> Direction
Identify the lines that contain the word "Extinct" and copy each one.

[Dataset excerpt]
------
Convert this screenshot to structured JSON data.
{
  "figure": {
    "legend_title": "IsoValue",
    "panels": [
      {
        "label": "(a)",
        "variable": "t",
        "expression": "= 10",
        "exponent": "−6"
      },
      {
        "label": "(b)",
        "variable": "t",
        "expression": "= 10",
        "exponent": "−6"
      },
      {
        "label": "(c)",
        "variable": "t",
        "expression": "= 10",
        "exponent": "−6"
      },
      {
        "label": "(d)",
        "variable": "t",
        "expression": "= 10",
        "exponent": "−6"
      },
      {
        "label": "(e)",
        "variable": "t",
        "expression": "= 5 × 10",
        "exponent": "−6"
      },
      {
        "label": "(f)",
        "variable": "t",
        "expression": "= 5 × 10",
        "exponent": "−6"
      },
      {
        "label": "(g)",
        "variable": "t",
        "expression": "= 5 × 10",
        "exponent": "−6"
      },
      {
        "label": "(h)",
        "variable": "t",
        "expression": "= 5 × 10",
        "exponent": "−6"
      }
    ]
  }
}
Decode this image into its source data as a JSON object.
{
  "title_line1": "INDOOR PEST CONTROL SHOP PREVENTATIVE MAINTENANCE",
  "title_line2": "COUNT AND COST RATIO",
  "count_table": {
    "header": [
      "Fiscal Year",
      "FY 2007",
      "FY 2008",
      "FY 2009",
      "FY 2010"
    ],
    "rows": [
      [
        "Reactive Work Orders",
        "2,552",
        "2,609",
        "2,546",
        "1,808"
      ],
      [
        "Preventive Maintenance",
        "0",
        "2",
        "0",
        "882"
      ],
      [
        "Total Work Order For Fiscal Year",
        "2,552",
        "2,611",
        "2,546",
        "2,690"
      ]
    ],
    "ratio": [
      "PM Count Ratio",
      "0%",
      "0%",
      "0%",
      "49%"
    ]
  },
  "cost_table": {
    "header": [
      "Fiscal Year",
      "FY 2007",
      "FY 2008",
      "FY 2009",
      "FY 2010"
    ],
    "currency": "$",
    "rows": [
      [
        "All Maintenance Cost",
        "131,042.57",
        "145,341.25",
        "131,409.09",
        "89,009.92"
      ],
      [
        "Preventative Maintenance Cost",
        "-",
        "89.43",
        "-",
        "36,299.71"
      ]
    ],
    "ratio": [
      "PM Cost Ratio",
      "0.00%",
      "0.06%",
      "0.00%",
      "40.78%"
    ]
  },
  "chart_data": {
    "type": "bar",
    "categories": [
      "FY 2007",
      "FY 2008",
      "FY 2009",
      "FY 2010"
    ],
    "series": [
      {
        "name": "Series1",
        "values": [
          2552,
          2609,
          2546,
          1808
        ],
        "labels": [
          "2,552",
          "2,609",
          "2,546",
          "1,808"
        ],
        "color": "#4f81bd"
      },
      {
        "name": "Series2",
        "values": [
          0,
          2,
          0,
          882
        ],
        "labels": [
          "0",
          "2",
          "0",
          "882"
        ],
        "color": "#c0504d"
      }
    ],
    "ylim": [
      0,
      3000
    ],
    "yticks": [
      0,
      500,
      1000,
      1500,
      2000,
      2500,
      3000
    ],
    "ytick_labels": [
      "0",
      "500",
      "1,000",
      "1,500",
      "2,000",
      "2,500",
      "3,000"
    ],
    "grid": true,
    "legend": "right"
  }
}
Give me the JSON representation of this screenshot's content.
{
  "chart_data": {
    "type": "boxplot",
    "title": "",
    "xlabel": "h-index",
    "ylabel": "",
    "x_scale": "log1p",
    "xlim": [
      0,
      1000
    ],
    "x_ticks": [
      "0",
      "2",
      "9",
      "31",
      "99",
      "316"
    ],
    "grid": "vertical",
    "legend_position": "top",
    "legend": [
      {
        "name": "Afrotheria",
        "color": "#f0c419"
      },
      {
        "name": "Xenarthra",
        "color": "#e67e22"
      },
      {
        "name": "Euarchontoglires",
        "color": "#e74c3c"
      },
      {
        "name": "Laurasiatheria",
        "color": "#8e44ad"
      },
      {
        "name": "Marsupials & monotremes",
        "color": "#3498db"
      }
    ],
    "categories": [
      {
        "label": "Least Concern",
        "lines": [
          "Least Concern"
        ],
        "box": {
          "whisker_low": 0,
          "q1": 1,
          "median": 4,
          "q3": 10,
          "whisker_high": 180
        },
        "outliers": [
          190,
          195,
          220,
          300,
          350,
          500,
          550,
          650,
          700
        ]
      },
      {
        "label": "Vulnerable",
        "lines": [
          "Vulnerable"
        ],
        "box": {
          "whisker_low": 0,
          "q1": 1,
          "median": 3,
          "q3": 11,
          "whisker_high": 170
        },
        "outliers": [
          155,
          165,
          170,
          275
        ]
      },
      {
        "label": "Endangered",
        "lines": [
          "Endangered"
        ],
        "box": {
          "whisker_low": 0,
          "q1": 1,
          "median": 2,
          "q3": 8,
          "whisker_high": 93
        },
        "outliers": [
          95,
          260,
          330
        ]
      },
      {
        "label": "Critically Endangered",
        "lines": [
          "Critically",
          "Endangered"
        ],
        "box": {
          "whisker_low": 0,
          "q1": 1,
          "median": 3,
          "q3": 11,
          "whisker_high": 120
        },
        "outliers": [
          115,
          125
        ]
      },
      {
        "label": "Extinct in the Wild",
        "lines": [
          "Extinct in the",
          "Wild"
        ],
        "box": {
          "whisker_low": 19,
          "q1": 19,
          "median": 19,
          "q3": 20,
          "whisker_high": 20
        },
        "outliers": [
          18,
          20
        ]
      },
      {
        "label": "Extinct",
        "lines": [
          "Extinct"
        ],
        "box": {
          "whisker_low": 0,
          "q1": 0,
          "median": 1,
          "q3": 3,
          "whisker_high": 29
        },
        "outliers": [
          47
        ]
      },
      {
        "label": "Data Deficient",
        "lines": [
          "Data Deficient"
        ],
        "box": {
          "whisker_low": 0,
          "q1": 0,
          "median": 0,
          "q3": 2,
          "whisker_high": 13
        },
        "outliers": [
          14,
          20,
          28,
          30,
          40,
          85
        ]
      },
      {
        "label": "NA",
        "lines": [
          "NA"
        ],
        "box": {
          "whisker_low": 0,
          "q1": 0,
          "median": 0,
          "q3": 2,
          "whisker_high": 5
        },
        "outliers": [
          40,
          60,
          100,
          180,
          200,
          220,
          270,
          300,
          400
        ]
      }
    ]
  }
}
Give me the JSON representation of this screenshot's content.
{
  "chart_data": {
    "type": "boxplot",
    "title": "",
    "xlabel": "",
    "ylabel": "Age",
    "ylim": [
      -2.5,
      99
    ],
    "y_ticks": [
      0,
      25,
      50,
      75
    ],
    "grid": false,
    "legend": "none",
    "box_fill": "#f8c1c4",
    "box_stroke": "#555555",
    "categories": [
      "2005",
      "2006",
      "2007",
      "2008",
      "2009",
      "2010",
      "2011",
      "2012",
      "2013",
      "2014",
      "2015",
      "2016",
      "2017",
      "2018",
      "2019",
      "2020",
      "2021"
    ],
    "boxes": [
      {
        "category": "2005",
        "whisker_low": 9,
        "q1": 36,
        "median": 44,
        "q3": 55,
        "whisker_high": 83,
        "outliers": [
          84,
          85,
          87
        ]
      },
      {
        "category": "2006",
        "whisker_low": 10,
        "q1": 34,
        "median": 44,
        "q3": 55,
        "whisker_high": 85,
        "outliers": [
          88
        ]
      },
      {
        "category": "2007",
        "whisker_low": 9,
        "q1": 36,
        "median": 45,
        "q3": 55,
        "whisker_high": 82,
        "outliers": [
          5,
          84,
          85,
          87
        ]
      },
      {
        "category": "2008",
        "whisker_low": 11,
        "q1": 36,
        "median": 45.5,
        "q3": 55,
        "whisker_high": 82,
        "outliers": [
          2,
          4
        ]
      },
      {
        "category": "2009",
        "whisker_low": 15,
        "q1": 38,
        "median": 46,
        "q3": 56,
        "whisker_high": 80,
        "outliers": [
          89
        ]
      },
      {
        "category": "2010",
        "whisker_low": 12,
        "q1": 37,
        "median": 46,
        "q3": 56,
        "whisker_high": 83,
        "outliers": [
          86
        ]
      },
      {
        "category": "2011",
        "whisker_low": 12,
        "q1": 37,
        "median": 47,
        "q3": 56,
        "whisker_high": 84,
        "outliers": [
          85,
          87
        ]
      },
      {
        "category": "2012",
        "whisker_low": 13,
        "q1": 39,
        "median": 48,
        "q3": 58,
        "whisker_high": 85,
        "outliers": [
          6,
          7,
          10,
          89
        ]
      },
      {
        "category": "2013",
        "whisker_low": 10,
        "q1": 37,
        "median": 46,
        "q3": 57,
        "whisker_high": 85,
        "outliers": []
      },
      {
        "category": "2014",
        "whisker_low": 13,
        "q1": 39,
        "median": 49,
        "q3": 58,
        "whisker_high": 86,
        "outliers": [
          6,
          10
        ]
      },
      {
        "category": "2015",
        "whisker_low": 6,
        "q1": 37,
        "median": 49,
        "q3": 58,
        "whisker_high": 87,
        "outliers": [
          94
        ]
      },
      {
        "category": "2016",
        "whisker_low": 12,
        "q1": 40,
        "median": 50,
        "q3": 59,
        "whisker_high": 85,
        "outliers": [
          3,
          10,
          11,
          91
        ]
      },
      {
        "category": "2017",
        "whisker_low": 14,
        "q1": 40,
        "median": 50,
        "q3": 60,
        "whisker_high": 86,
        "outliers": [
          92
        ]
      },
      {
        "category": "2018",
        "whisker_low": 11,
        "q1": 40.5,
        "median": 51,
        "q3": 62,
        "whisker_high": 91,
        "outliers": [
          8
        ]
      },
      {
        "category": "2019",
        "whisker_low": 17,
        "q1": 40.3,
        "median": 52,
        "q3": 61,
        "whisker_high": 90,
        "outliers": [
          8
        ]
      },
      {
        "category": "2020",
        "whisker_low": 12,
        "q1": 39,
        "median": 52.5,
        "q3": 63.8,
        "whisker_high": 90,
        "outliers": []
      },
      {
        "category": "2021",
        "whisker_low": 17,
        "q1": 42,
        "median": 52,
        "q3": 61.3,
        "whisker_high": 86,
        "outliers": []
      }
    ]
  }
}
------
> Output for this task
        "label": "Extinct in the Wild",
          "Extinct in the",
        "label": "Extinct",
          "Extinct"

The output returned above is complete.